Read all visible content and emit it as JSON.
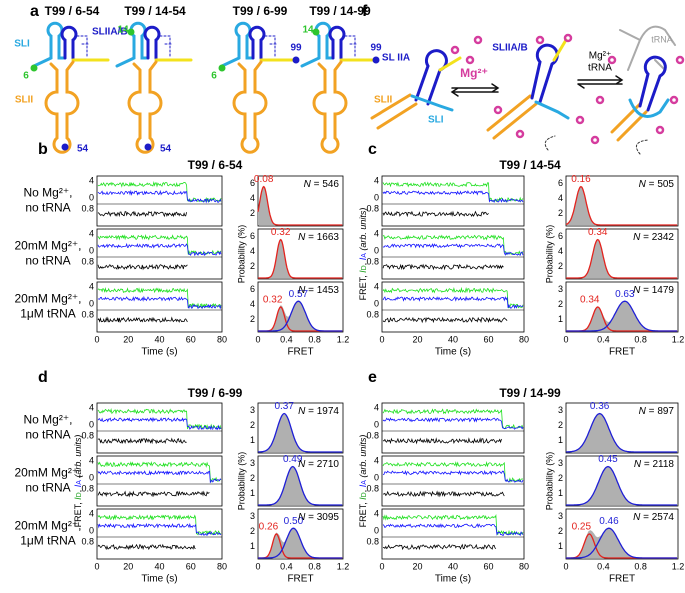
{
  "panel_a": {
    "label": "a",
    "constructs": [
      {
        "title": "T99 / 6-54",
        "donor": "6",
        "acceptor": "54"
      },
      {
        "title": "T99 / 14-54",
        "donor": "14",
        "acceptor": "54"
      },
      {
        "title": "T99 / 6-99",
        "donor": "6",
        "acceptor": "99"
      },
      {
        "title": "T99 / 14-99",
        "donor": "14",
        "acceptor": "99"
      }
    ],
    "labels": {
      "sli": "SLI",
      "sliiab": "SLIIA/B",
      "slii": "SLII"
    }
  },
  "panel_f": {
    "label": "f",
    "sliia": "SL IIA",
    "slii": "SLII",
    "sli": "SLI",
    "sliiab": "SLIIA/B",
    "mg": "Mg²⁺",
    "mg2": "Mg²⁺",
    "trna2": "tRNA",
    "trna": "tRNA"
  },
  "conditions": [
    [
      "No Mg²⁺,",
      "no tRNA"
    ],
    [
      "20mM Mg²⁺,",
      "no tRNA"
    ],
    [
      "20mM Mg²⁺,",
      "1μM tRNA"
    ]
  ],
  "trace_yticks": [
    "4",
    "0",
    "0.8"
  ],
  "time_ticks": [
    "0",
    "20",
    "40",
    "60",
    "80"
  ],
  "fret_ticks": [
    "0",
    "0.4",
    "0.8",
    "1.2"
  ],
  "time_label": "Time (s)",
  "fret_label": "FRET",
  "prob_label": "Probability (%)",
  "intensity_label": {
    "prefix": "FRET, ",
    "id": "I",
    "id_sub": "D",
    "sep": ", ",
    "ia": "I",
    "ia_sub": "A",
    "suffix": " (arb. units)"
  },
  "n_symbol": "N",
  "n_eq": " = ",
  "panels": [
    {
      "label": "b",
      "title": "T99 / 6-54",
      "rows": [
        {
          "n": "546",
          "hist_yticks": [
            "6",
            "4",
            "2"
          ],
          "peaks": [
            {
              "label": "0.08",
              "color": "#e3231e"
            }
          ]
        },
        {
          "n": "1663",
          "hist_yticks": [
            "6",
            "4",
            "2"
          ],
          "peaks": [
            {
              "label": "0.32",
              "color": "#e3231e"
            }
          ]
        },
        {
          "n": "1453",
          "hist_yticks": [
            "6",
            "4",
            "2"
          ],
          "peaks": [
            {
              "label": "0.32",
              "color": "#e3231e"
            },
            {
              "label": "0.57",
              "color": "#1f1fd6"
            }
          ]
        }
      ]
    },
    {
      "label": "c",
      "title": "T99 / 14-54",
      "rows": [
        {
          "n": "505",
          "hist_yticks": [
            "6",
            "4",
            "2"
          ],
          "peaks": [
            {
              "label": "0.16",
              "color": "#e3231e"
            }
          ]
        },
        {
          "n": "2342",
          "hist_yticks": [
            "6",
            "4",
            "2"
          ],
          "peaks": [
            {
              "label": "0.34",
              "color": "#e3231e"
            }
          ]
        },
        {
          "n": "1479",
          "hist_yticks": [
            "3",
            "2",
            "1"
          ],
          "peaks": [
            {
              "label": "0.34",
              "color": "#e3231e"
            },
            {
              "label": "0.63",
              "color": "#1f1fd6"
            }
          ]
        }
      ]
    },
    {
      "label": "d",
      "title": "T99 / 6-99",
      "rows": [
        {
          "n": "1974",
          "hist_yticks": [
            "3",
            "2",
            "1"
          ],
          "peaks": [
            {
              "label": "0.37",
              "color": "#1f1fd6"
            }
          ]
        },
        {
          "n": "2710",
          "hist_yticks": [
            "3",
            "2",
            "1"
          ],
          "peaks": [
            {
              "label": "0.49",
              "color": "#1f1fd6"
            }
          ]
        },
        {
          "n": "3095",
          "hist_yticks": [
            "3",
            "2",
            "1"
          ],
          "peaks": [
            {
              "label": "0.26",
              "color": "#e3231e"
            },
            {
              "label": "0.50",
              "color": "#1f1fd6"
            }
          ]
        }
      ]
    },
    {
      "label": "e",
      "title": "T99 / 14-99",
      "rows": [
        {
          "n": "897",
          "hist_yticks": [
            "3",
            "2",
            "1"
          ],
          "peaks": [
            {
              "label": "0.36",
              "color": "#1f1fd6"
            }
          ]
        },
        {
          "n": "2118",
          "hist_yticks": [
            "3",
            "2",
            "1"
          ],
          "peaks": [
            {
              "label": "0.45",
              "color": "#1f1fd6"
            }
          ]
        },
        {
          "n": "2574",
          "hist_yticks": [
            "3",
            "2",
            "1"
          ],
          "peaks": [
            {
              "label": "0.25",
              "color": "#e3231e"
            },
            {
              "label": "0.46",
              "color": "#1f1fd6"
            }
          ]
        }
      ]
    }
  ]
}
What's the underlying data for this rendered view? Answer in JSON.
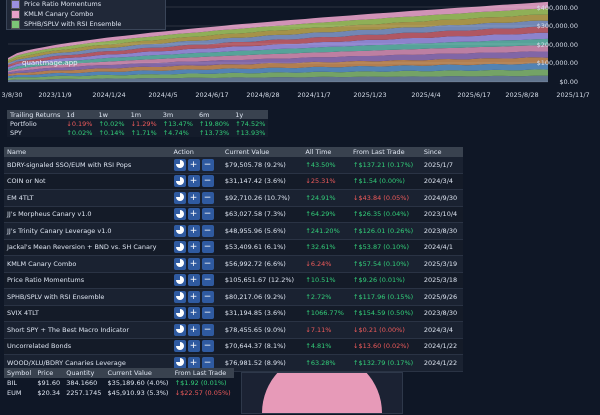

####################

INSTRUCTIONS TO FOLLOW: Take the listing above and restate it word for word, without its pictures.

RESPONSE:
Read all visible content and emit it as JSON.
{
  "panel_a": {
    "label": "a",
    "constructs": [
      {
        "title": "T99 / 6-54",
        "donor": "6",
        "acceptor": "54"
      },
      {
        "title": "T99 / 14-54",
        "donor": "14",
        "acceptor": "54"
      },
      {
        "title": "T99 / 6-99",
        "donor": "6",
        "acceptor": "99"
      },
      {
        "title": "T99 / 14-99",
        "donor": "14",
        "acceptor": "99"
      }
    ],
    "labels": {
      "sli": "SLI",
      "sliiab": "SLIIA/B",
      "slii": "SLII"
    }
  },
  "panel_f": {
    "label": "f",
    "sliia": "SL IIA",
    "slii": "SLII",
    "sli": "SLI",
    "sliiab": "SLIIA/B",
    "mg": "Mg²⁺",
    "mg2": "Mg²⁺",
    "trna2": "tRNA",
    "trna": "tRNA"
  },
  "conditions": [
    [
      "No Mg²⁺,",
      "no tRNA"
    ],
    [
      "20mM Mg²⁺,",
      "no tRNA"
    ],
    [
      "20mM Mg²⁺,",
      "1μM tRNA"
    ]
  ],
  "trace_yticks": [
    "4",
    "0",
    "0.8"
  ],
  "time_ticks": [
    "0",
    "20",
    "40",
    "60",
    "80"
  ],
  "fret_ticks": [
    "0",
    "0.4",
    "0.8",
    "1.2"
  ],
  "time_label": "Time (s)",
  "fret_label": "FRET",
  "prob_label": "Probability (%)",
  "intensity_label": {
    "prefix": "FRET, ",
    "id": "I",
    "id_sub": "D",
    "sep": ", ",
    "ia": "I",
    "ia_sub": "A",
    "suffix": " (arb. units)"
  },
  "n_symbol": "N",
  "n_eq": " = ",
  "panels": [
    {
      "label": "b",
      "title": "T99 / 6-54",
      "rows": [
        {
          "n": "546",
          "hist_yticks": [
            "6",
            "4",
            "2"
          ],
          "peaks": [
            {
              "label": "0.08",
              "color": "#e3231e"
            }
          ]
        },
        {
          "n": "1663",
          "hist_yticks": [
            "6",
            "4",
            "2"
          ],
          "peaks": [
            {
              "label": "0.32",
              "color": "#e3231e"
            }
          ]
        },
        {
          "n": "1453",
          "hist_yticks": [
            "6",
            "4",
            "2"
          ],
          "peaks": [
            {
              "label": "0.32",
              "color": "#e3231e"
            },
            {
              "label": "0.57",
              "color": "#1f1fd6"
            }
          ]
        }
      ]
    },
    {
      "label": "c",
      "title": "T99 / 14-54",
      "rows": [
        {
          "n": "505",
          "hist_yticks": [
            "6",
            "4",
            "2"
          ],
          "peaks": [
            {
              "label": "0.16",
              "color": "#e3231e"
            }
          ]
        },
        {
          "n": "2342",
          "hist_yticks": [
            "6",
            "4",
            "2"
          ],
          "peaks": [
            {
              "label": "0.34",
              "color": "#e3231e"
            }
          ]
        },
        {
          "n": "1479",
          "hist_yticks": [
            "3",
            "2",
            "1"
          ],
          "peaks": [
            {
              "label": "0.34",
              "color": "#e3231e"
            },
            {
              "label": "0.63",
              "color": "#1f1fd6"
            }
          ]
        }
      ]
    },
    {
      "label": "d",
      "title": "T99 / 6-99",
      "rows": [
        {
          "n": "1974",
          "hist_yticks": [
            "3",
            "2",
            "1"
          ],
          "peaks": [
            {
              "label": "0.37",
              "color": "#1f1fd6"
            }
          ]
        },
        {
          "n": "2710",
          "hist_yticks": [
            "3",
            "2",
            "1"
          ],
          "peaks": [
            {
              "label": "0.49",
              "color": "#1f1fd6"
            }
          ]
        },
        {
          "n": "3095",
          "hist_yticks": [
            "3",
            "2",
            "1"
          ],
          "peaks": [
            {
              "label": "0.26",
              "color": "#e3231e"
            },
            {
              "label": "0.50",
              "color": "#1f1fd6"
            }
          ]
        }
      ]
    },
    {
      "label": "e",
      "title": "T99 / 14-99",
      "rows": [
        {
          "n": "897",
          "hist_yticks": [
            "3",
            "2",
            "1"
          ],
          "peaks": [
            {
              "label": "0.36",
              "color": "#1f1fd6"
            }
          ]
        },
        {
          "n": "2118",
          "hist_yticks": [
            "3",
            "2",
            "1"
          ],
          "peaks": [
            {
              "label": "0.45",
              "color": "#1f1fd6"
            }
          ]
        },
        {
          "n": "2574",
          "hist_yticks": [
            "3",
            "2",
            "1"
          ],
          "peaks": [
            {
              "label": "0.25",
              "color": "#e3231e"
            },
            {
              "label": "0.46",
              "color": "#1f1fd6"
            }
          ]
        }
      ]
    }
  ]
}
What's the underlying data for this rendered view? Answer in JSON.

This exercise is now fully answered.